● **Data section**:
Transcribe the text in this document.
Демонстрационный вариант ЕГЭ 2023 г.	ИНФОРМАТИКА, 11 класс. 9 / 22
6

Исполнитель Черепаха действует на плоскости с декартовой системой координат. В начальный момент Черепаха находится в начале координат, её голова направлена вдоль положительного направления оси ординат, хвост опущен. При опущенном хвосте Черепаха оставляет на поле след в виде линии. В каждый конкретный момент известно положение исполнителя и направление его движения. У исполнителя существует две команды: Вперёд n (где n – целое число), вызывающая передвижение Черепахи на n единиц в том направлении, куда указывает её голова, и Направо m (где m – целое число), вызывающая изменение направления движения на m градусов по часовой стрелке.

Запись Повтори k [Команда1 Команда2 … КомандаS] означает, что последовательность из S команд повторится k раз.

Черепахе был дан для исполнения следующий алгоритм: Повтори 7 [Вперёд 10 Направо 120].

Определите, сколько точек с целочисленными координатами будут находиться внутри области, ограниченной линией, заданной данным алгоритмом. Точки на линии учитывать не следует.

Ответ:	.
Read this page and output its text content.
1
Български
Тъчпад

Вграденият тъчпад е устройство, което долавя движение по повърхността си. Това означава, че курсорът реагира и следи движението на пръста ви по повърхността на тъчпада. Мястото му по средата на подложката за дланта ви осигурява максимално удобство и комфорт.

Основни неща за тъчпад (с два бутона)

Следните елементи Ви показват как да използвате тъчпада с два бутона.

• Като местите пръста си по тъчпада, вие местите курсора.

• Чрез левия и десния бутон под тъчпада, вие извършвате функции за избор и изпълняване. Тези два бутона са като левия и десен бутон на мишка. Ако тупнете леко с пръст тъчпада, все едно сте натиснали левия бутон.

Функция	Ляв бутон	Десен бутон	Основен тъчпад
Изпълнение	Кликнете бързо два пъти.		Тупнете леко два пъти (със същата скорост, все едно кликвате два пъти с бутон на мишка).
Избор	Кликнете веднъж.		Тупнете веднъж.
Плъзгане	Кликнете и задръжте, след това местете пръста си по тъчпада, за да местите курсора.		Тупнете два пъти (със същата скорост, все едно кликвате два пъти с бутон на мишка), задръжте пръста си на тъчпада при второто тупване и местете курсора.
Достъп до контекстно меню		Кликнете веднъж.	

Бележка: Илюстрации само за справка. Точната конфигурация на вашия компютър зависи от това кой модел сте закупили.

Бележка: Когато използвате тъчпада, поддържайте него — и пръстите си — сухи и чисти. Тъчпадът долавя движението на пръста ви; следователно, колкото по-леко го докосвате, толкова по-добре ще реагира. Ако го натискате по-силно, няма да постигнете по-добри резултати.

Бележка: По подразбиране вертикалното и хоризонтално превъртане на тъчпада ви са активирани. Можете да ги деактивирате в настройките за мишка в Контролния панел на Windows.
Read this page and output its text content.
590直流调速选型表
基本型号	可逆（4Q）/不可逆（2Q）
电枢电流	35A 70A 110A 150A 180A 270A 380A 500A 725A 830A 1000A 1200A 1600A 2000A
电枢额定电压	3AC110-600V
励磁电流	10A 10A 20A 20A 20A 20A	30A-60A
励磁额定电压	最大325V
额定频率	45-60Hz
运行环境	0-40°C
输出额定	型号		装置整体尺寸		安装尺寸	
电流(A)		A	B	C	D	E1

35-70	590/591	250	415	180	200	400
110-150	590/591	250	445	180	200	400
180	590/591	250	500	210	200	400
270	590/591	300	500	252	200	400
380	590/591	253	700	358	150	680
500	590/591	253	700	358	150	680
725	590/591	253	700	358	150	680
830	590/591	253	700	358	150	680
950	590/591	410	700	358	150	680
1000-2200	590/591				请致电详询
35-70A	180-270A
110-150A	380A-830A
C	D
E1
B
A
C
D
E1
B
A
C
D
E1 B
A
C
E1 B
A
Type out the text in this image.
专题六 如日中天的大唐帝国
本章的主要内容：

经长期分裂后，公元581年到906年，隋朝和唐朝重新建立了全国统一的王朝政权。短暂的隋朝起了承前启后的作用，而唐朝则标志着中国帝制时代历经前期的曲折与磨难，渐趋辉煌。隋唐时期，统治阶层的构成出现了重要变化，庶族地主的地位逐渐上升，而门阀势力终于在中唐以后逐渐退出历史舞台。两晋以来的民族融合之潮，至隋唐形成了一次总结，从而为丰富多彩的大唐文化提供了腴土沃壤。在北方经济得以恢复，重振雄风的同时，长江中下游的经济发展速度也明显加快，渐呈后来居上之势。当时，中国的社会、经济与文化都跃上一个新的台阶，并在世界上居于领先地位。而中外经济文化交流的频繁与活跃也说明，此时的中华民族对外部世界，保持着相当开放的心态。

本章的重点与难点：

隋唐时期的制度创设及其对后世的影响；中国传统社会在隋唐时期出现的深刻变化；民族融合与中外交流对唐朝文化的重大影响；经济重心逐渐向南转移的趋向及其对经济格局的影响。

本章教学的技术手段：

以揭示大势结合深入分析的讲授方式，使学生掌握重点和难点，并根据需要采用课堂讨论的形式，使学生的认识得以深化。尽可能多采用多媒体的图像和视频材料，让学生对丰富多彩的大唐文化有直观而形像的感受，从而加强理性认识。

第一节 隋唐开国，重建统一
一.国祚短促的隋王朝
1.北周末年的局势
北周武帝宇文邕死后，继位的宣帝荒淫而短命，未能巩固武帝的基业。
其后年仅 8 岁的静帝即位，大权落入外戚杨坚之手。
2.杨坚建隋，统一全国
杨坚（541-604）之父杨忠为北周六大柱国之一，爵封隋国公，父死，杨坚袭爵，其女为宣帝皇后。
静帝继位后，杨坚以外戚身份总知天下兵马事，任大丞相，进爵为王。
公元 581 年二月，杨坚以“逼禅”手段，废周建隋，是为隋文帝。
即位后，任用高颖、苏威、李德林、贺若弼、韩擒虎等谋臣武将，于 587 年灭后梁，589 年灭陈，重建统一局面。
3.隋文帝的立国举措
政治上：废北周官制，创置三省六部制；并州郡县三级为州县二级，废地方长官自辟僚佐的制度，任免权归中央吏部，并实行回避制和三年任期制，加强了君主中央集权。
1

● **Given problem**: Gather all lines where the word "text" appears.

● **Exercise answer**:
Transcribe the text in this document.
Read this page and output its text content.
Read this page and output its text content.
Type out the text in this image.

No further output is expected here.